▸ Data to use:
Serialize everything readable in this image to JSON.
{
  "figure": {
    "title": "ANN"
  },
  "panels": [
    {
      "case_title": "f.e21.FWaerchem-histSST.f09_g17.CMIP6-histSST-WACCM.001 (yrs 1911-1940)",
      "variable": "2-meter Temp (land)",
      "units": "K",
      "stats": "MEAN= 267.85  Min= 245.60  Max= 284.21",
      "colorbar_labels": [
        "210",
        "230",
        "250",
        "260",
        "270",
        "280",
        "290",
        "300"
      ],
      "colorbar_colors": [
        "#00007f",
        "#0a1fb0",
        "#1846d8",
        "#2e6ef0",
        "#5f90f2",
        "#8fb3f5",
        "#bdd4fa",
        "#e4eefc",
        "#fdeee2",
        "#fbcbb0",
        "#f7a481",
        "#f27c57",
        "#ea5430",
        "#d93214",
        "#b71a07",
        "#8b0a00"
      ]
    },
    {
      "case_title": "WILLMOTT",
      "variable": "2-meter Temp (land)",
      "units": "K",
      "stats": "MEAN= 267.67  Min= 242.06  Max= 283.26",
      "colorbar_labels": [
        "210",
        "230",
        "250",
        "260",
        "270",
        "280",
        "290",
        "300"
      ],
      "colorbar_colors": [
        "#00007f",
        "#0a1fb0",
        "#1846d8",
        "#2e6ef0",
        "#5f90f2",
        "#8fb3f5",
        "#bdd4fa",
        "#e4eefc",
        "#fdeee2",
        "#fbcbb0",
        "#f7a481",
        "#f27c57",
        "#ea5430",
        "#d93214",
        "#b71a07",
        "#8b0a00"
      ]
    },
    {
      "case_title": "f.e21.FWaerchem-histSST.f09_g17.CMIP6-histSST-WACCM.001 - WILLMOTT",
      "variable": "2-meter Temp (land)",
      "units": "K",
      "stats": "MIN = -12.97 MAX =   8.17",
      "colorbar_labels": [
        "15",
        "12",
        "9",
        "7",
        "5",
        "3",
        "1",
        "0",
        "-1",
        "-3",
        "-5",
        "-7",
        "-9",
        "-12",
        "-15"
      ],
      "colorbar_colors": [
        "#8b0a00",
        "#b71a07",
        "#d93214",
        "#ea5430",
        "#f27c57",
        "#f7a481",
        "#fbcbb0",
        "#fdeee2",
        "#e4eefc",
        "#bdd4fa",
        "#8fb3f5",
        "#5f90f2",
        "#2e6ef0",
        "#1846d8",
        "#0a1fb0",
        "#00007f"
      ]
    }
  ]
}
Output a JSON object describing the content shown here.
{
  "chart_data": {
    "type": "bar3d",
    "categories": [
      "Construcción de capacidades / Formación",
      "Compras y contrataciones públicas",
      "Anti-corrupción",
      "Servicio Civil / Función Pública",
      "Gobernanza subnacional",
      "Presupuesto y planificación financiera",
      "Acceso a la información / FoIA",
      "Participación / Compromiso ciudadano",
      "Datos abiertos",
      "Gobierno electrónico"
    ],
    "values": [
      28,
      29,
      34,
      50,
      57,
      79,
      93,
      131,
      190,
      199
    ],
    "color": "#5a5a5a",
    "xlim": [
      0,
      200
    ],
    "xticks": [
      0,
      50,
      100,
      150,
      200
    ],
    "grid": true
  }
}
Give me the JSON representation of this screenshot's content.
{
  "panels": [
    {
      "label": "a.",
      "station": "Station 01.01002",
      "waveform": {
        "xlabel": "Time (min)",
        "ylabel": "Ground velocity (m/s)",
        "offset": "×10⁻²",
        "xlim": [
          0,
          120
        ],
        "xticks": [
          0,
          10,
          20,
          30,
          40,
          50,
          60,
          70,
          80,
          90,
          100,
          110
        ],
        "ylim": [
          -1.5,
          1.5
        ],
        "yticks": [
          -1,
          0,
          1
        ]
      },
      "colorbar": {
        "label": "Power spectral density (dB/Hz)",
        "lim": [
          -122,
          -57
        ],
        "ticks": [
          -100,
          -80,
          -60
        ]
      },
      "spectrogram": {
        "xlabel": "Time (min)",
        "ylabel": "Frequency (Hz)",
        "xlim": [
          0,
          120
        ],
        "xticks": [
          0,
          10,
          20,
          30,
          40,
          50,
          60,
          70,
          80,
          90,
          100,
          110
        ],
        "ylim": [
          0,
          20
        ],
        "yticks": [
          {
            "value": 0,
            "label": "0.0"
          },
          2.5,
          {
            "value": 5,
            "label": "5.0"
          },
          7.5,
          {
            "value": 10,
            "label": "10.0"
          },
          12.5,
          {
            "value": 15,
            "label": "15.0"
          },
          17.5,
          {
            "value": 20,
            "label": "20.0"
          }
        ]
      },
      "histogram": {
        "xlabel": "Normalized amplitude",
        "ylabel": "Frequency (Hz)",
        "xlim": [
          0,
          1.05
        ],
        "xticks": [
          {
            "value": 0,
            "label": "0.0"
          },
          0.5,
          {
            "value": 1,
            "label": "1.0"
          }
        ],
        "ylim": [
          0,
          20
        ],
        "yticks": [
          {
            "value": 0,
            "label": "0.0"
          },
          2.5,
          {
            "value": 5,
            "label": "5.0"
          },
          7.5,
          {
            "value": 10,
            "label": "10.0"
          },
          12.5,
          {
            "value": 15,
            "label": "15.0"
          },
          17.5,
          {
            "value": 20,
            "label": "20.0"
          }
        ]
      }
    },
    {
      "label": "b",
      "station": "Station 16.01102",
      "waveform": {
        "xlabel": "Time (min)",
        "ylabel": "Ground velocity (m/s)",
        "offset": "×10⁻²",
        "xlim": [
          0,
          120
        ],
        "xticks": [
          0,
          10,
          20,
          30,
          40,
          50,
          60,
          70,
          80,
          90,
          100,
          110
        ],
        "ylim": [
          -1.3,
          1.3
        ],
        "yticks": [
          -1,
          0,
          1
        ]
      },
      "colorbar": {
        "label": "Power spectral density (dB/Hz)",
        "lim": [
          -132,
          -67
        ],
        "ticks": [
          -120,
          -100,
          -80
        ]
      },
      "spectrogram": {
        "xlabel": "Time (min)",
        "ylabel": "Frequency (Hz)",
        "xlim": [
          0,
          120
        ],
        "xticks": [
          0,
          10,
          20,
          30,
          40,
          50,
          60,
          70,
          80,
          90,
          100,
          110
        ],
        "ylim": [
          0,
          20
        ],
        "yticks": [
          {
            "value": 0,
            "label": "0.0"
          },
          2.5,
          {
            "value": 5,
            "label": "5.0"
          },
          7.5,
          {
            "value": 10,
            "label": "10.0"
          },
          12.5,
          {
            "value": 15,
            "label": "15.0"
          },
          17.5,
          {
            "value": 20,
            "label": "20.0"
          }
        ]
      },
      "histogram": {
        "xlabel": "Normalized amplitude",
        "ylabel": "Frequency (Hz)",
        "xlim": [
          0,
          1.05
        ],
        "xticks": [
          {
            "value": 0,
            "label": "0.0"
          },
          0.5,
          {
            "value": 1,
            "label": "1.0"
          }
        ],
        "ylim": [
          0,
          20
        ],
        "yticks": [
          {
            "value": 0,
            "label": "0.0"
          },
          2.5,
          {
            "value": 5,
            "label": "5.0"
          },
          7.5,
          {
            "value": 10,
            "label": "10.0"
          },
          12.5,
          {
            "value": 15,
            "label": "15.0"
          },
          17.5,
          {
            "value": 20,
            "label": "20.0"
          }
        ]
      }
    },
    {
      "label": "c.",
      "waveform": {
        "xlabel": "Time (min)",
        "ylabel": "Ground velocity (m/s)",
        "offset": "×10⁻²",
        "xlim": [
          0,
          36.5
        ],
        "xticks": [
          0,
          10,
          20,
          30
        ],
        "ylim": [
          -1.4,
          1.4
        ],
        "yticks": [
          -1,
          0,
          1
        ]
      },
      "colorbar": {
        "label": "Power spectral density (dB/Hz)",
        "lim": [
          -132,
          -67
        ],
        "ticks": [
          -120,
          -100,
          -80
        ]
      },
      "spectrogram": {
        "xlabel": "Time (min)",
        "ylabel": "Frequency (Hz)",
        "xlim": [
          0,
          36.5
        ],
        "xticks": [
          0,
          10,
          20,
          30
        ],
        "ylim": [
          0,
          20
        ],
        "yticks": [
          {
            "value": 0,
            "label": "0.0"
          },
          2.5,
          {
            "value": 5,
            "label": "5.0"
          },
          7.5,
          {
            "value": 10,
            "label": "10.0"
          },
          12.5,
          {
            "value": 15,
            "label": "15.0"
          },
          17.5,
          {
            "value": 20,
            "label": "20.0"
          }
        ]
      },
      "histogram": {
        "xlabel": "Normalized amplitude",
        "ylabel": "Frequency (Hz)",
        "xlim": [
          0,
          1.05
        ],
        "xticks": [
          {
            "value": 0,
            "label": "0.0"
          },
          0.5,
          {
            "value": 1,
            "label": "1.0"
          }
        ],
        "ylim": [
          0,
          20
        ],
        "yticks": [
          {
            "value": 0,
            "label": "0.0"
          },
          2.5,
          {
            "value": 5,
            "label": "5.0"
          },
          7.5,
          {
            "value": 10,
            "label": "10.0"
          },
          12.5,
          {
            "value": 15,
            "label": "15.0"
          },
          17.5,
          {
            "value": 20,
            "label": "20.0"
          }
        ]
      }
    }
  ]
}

▸ Aim of the task:
State how many lines in the records above contain the word "FWaerchem", and give only that number.

▸ Result for this task:
2